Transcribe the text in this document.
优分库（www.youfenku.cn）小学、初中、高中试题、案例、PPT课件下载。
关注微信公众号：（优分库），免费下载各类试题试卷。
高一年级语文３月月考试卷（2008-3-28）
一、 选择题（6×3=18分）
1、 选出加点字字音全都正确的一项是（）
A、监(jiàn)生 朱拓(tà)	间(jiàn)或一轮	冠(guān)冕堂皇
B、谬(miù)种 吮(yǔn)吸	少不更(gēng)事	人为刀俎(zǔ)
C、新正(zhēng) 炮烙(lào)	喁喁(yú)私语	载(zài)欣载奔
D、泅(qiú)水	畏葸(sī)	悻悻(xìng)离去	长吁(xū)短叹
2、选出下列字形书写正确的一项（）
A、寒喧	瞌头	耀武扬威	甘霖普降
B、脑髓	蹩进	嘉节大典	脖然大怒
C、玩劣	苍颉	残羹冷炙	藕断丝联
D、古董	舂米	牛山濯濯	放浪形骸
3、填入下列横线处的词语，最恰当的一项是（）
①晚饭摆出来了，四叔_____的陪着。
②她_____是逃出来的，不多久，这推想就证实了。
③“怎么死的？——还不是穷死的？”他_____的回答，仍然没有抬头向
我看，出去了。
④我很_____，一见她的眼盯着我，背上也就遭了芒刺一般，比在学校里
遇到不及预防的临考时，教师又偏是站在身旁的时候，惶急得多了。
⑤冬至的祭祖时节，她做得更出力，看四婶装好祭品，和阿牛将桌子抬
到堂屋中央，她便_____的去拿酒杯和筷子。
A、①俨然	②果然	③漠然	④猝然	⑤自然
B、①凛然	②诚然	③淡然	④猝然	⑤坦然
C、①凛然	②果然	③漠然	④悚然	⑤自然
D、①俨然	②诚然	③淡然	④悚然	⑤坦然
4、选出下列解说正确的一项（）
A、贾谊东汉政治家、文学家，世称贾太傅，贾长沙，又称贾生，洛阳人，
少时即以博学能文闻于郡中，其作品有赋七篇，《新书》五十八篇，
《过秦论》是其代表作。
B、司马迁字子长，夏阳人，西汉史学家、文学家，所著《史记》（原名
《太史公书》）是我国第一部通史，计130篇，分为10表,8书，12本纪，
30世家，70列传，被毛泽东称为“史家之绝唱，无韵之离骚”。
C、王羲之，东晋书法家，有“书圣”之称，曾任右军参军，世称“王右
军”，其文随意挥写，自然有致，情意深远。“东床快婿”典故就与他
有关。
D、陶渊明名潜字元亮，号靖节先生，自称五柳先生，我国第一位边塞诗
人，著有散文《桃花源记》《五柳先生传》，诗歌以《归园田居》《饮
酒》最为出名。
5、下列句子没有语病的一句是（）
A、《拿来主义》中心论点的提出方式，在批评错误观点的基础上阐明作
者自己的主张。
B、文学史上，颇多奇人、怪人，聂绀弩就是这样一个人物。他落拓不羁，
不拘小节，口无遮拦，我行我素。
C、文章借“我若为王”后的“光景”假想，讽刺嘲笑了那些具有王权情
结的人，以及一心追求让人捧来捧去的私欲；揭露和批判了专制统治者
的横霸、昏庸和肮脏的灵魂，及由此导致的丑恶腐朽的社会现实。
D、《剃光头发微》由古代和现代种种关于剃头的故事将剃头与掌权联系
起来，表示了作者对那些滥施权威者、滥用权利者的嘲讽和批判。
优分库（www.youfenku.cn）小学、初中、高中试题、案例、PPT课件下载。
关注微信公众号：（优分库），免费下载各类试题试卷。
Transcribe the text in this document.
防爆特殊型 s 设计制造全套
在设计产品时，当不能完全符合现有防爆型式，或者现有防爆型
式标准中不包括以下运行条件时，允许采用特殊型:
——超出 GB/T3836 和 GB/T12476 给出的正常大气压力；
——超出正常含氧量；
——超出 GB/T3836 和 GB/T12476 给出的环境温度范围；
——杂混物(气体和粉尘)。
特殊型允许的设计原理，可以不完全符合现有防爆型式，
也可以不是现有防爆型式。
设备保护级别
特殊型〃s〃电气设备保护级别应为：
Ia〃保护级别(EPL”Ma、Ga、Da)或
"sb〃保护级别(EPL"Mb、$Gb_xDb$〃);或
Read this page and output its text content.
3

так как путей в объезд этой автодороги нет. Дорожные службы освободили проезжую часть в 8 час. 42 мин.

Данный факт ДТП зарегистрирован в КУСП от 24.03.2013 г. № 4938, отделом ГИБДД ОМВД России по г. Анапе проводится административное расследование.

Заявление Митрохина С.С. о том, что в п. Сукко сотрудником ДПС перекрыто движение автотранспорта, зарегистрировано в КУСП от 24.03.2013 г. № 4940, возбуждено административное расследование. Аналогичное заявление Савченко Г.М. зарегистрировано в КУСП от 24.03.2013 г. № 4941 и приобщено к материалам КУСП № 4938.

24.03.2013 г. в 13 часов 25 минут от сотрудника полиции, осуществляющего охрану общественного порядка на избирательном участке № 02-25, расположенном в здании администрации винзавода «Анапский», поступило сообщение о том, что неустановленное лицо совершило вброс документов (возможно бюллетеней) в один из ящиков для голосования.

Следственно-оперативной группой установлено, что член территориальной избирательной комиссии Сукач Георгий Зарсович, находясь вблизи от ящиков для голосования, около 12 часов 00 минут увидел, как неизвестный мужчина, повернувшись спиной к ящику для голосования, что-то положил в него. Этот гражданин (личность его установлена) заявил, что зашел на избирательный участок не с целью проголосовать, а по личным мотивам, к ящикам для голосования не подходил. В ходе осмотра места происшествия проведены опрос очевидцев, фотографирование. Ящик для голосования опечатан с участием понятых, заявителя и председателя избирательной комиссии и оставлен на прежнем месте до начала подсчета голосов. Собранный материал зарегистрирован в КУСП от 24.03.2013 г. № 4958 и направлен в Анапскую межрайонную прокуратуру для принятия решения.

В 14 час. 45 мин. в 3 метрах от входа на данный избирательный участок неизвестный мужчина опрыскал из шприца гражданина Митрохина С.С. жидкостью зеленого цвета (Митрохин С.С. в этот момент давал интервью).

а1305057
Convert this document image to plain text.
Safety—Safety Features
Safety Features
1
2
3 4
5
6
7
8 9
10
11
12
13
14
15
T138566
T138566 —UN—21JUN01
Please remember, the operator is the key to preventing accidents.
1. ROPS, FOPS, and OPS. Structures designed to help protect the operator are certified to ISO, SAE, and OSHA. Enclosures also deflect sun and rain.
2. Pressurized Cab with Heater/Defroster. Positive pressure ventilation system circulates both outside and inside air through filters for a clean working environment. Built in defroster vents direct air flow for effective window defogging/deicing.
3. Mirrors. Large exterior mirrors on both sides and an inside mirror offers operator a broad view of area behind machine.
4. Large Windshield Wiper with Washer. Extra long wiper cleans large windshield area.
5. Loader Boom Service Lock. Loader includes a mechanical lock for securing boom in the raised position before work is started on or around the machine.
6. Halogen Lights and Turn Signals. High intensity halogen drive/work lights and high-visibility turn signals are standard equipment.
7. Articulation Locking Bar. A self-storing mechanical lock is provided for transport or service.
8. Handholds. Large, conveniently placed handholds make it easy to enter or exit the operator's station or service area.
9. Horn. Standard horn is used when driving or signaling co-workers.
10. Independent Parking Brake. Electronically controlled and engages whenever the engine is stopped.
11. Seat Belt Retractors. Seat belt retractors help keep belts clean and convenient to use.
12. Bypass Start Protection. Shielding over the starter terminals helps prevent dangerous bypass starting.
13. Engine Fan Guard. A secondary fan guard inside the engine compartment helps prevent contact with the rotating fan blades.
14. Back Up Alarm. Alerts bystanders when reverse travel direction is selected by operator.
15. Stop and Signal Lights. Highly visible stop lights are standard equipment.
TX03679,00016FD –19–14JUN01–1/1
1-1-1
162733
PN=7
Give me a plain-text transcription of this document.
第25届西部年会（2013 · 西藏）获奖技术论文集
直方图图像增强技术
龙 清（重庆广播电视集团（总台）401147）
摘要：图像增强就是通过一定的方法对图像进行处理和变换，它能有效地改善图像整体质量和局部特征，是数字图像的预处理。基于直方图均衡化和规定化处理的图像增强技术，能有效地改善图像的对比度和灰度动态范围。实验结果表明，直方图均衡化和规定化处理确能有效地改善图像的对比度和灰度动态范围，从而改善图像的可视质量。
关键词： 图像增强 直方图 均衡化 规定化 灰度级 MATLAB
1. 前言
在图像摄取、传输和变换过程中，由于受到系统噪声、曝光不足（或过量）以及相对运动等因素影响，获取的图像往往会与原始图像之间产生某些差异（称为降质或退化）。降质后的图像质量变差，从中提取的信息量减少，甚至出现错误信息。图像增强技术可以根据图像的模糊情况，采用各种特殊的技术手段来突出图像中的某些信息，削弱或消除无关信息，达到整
************
▸ **Task statement**
Write down only how many lines in the listing contain the word "Lights".

▸ **Answer for the task**
2